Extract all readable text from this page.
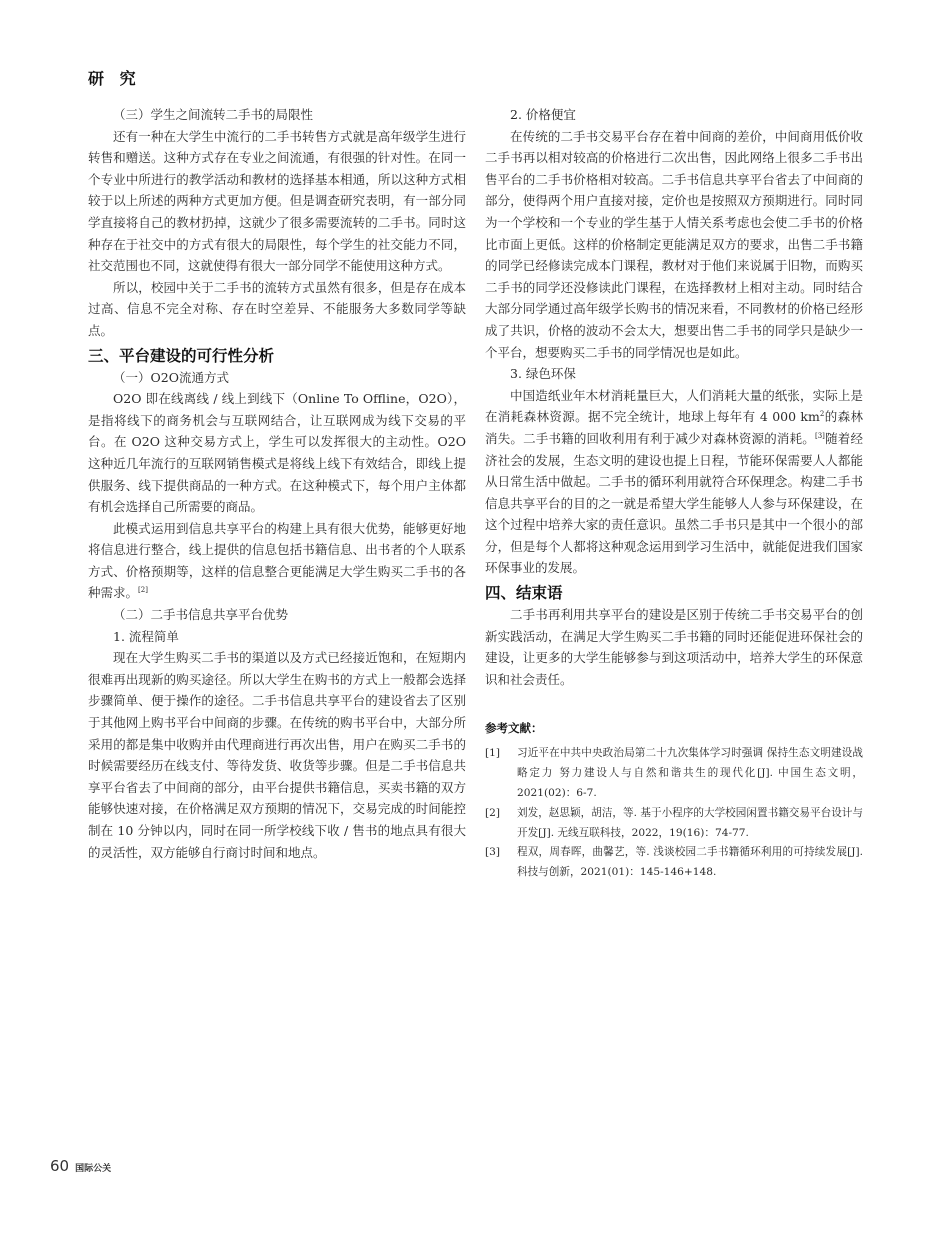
研 究

（三）学生之间流转二手书的局限性

还有一种在大学生中流行的二手书转售方式就是高年级学生进行转售和赠送。这种方式存在专业之间流通，有很强的针对性。在同一个专业中所进行的教学活动和教材的选择基本相通，所以这种方式相较于以上所述的两种方式更加方便。但是调查研究表明，有一部分同学直接将自己的教材扔掉，这就少了很多需要流转的二手书。同时这种存在于社交中的方式有很大的局限性，每个学生的社交能力不同，社交范围也不同，这就使得有很大一部分同学不能使用这种方式。

所以，校园中关于二手书的流转方式虽然有很多，但是存在成本过高、信息不完全对称、存在时空差异、不能服务大多数同学等缺点。

三、平台建设的可行性分析

（一）O2O流通方式

O2O 即在线离线 / 线上到线下（Online To Offline，O2O），是指将线下的商务机会与互联网结合，让互联网成为线下交易的平台。在 O2O 这种交易方式上，学生可以发挥很大的主动性。O2O 这种近几年流行的互联网销售模式是将线上线下有效结合，即线上提供服务、线下提供商品的一种方式。在这种模式下，每个用户主体都有机会选择自己所需要的商品。

此模式运用到信息共享平台的构建上具有很大优势，能够更好地将信息进行整合，线上提供的信息包括书籍信息、出书者的个人联系方式、价格预期等，这样的信息整合更能满足大学生购买二手书的各种需求。[2]

（二）二手书信息共享平台优势

1. 流程简单

现在大学生购买二手书的渠道以及方式已经接近饱和，在短期内很难再出现新的购买途径。所以大学生在购书的方式上一般都会选择步骤简单、便于操作的途径。二手书信息共享平台的建设省去了区别于其他网上购书平台中间商的步骤。在传统的购书平台中，大部分所采用的都是集中收购并由代理商进行再次出售，用户在购买二手书的时候需要经历在线支付、等待发货、收货等步骤。但是二手书信息共享平台省去了中间商的部分，由平台提供书籍信息，买卖书籍的双方能够快速对接，在价格满足双方预期的情况下，交易完成的时间能控制在 10 分钟以内，同时在同一所学校线下收 / 售书的地点具有很大的灵活性，双方能够自行商讨时间和地点。

2. 价格便宜

在传统的二手书交易平台存在着中间商的差价，中间商用低价收二手书再以相对较高的价格进行二次出售，因此网络上很多二手书出售平台的二手书价格相对较高。二手书信息共享平台省去了中间商的部分，使得两个用户直接对接，定价也是按照双方预期进行。同时同为一个学校和一个专业的学生基于人情关系考虑也会使二手书的价格比市面上更低。这样的价格制定更能满足双方的要求，出售二手书籍的同学已经修读完成本门课程，教材对于他们来说属于旧物，而购买二手书的同学还没修读此门课程，在选择教材上相对主动。同时结合大部分同学通过高年级学长购书的情况来看，不同教材的价格已经形成了共识，价格的波动不会太大，想要出售二手书的同学只是缺少一个平台，想要购买二手书的同学情况也是如此。

3. 绿色环保

中国造纸业年木材消耗量巨大，人们消耗大量的纸张，实际上是在消耗森林资源。据不完全统计，地球上每年有 4 000 $km^2$的森林消失。二手书籍的回收利用有利于减少对森林资源的消耗。[3]随着经济社会的发展，生态文明的建设也提上日程，节能环保需要人人都能从日常生活中做起。二手书的循环利用就符合环保理念。构建二手书信息共享平台的目的之一就是希望大学生能够人人参与环保建设，在这个过程中培养大家的责任意识。虽然二手书只是其中一个很小的部分，但是每个人都将这种观念运用到学习生活中，就能促进我们国家环保事业的发展。

四、结束语

二手书再利用共享平台的建设是区别于传统二手书交易平台的创新实践活动，在满足大学生购买二手书籍的同时还能促进环保社会的建设，让更多的大学生能够参与到这项活动中，培养大学生的环保意识和社会责任。

参考文献：

[1]	习近平在中共中央政治局第二十九次集体学习时强调 保持生态文明建设战略定力 努力建设人与自然和谐共生的现代化[J]. 中国生态文明，2021(02)：6-7.
[2]	刘发，赵思颖，胡洁，等. 基于小程序的大学校园闲置书籍交易平台设计与开发[J]. 无线互联科技，2022，19(16)：74-77.
[3]	程双，周春晖，曲馨艺，等. 浅谈校园二手书籍循环利用的可持续发展[J]. 科技与创新，2021(01)：145-146+148.
60 国际公关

++++++

» Work to complete: Can you restate all the records above word for word while dropping the pictures?

» Output for this exercise:
Extract all readable text from this page.
研 究

（三）学生之间流转二手书的局限性

还有一种在大学生中流行的二手书转售方式就是高年级学生进行转售和赠送。这种方式存在专业之间流通，有很强的针对性。在同一个专业中所进行的教学活动和教材的选择基本相通，所以这种方式相较于以上所述的两种方式更加方便。但是调查研究表明，有一部分同学直接将自己的教材扔掉，这就少了很多需要流转的二手书。同时这种存在于社交中的方式有很大的局限性，每个学生的社交能力不同，社交范围也不同，这就使得有很大一部分同学不能使用这种方式。

所以，校园中关于二手书的流转方式虽然有很多，但是存在成本过高、信息不完全对称、存在时空差异、不能服务大多数同学等缺点。

三、平台建设的可行性分析

（一）O2O流通方式

O2O 即在线离线 / 线上到线下（Online To Offline，O2O），是指将线下的商务机会与互联网结合，让互联网成为线下交易的平台。在 O2O 这种交易方式上，学生可以发挥很大的主动性。O2O 这种近几年流行的互联网销售模式是将线上线下有效结合，即线上提供服务、线下提供商品的一种方式。在这种模式下，每个用户主体都有机会选择自己所需要的商品。

此模式运用到信息共享平台的构建上具有很大优势，能够更好地将信息进行整合，线上提供的信息包括书籍信息、出书者的个人联系方式、价格预期等，这样的信息整合更能满足大学生购买二手书的各种需求。[2]

（二）二手书信息共享平台优势

1. 流程简单

现在大学生购买二手书的渠道以及方式已经接近饱和，在短期内很难再出现新的购买途径。所以大学生在购书的方式上一般都会选择步骤简单、便于操作的途径。二手书信息共享平台的建设省去了区别于其他网上购书平台中间商的步骤。在传统的购书平台中，大部分所采用的都是集中收购并由代理商进行再次出售，用户在购买二手书的时候需要经历在线支付、等待发货、收货等步骤。但是二手书信息共享平台省去了中间商的部分，由平台提供书籍信息，买卖书籍的双方能够快速对接，在价格满足双方预期的情况下，交易完成的时间能控制在 10 分钟以内，同时在同一所学校线下收 / 售书的地点具有很大的灵活性，双方能够自行商讨时间和地点。

2. 价格便宜

在传统的二手书交易平台存在着中间商的差价，中间商用低价收二手书再以相对较高的价格进行二次出售，因此网络上很多二手书出售平台的二手书价格相对较高。二手书信息共享平台省去了中间商的部分，使得两个用户直接对接，定价也是按照双方预期进行。同时同为一个学校和一个专业的学生基于人情关系考虑也会使二手书的价格比市面上更低。这样的价格制定更能满足双方的要求，出售二手书籍的同学已经修读完成本门课程，教材对于他们来说属于旧物，而购买二手书的同学还没修读此门课程，在选择教材上相对主动。同时结合大部分同学通过高年级学长购书的情况来看，不同教材的价格已经形成了共识，价格的波动不会太大，想要出售二手书的同学只是缺少一个平台，想要购买二手书的同学情况也是如此。

3. 绿色环保

中国造纸业年木材消耗量巨大，人们消耗大量的纸张，实际上是在消耗森林资源。据不完全统计，地球上每年有 4 000 $km^2$的森林消失。二手书籍的回收利用有利于减少对森林资源的消耗。[3]随着经济社会的发展，生态文明的建设也提上日程，节能环保需要人人都能从日常生活中做起。二手书的循环利用就符合环保理念。构建二手书信息共享平台的目的之一就是希望大学生能够人人参与环保建设，在这个过程中培养大家的责任意识。虽然二手书只是其中一个很小的部分，但是每个人都将这种观念运用到学习生活中，就能促进我们国家环保事业的发展。

四、结束语

二手书再利用共享平台的建设是区别于传统二手书交易平台的创新实践活动，在满足大学生购买二手书籍的同时还能促进环保社会的建设，让更多的大学生能够参与到这项活动中，培养大学生的环保意识和社会责任。

参考文献：

[1]	习近平在中共中央政治局第二十九次集体学习时强调 保持生态文明建设战略定力 努力建设人与自然和谐共生的现代化[J]. 中国生态文明，2021(02)：6-7.
[2]	刘发，赵思颖，胡洁，等. 基于小程序的大学校园闲置书籍交易平台设计与开发[J]. 无线互联科技，2022，19(16)：74-77.
[3]	程双，周春晖，曲馨艺，等. 浅谈校园二手书籍循环利用的可持续发展[J]. 科技与创新，2021(01)：145-146+148.
60 国际公关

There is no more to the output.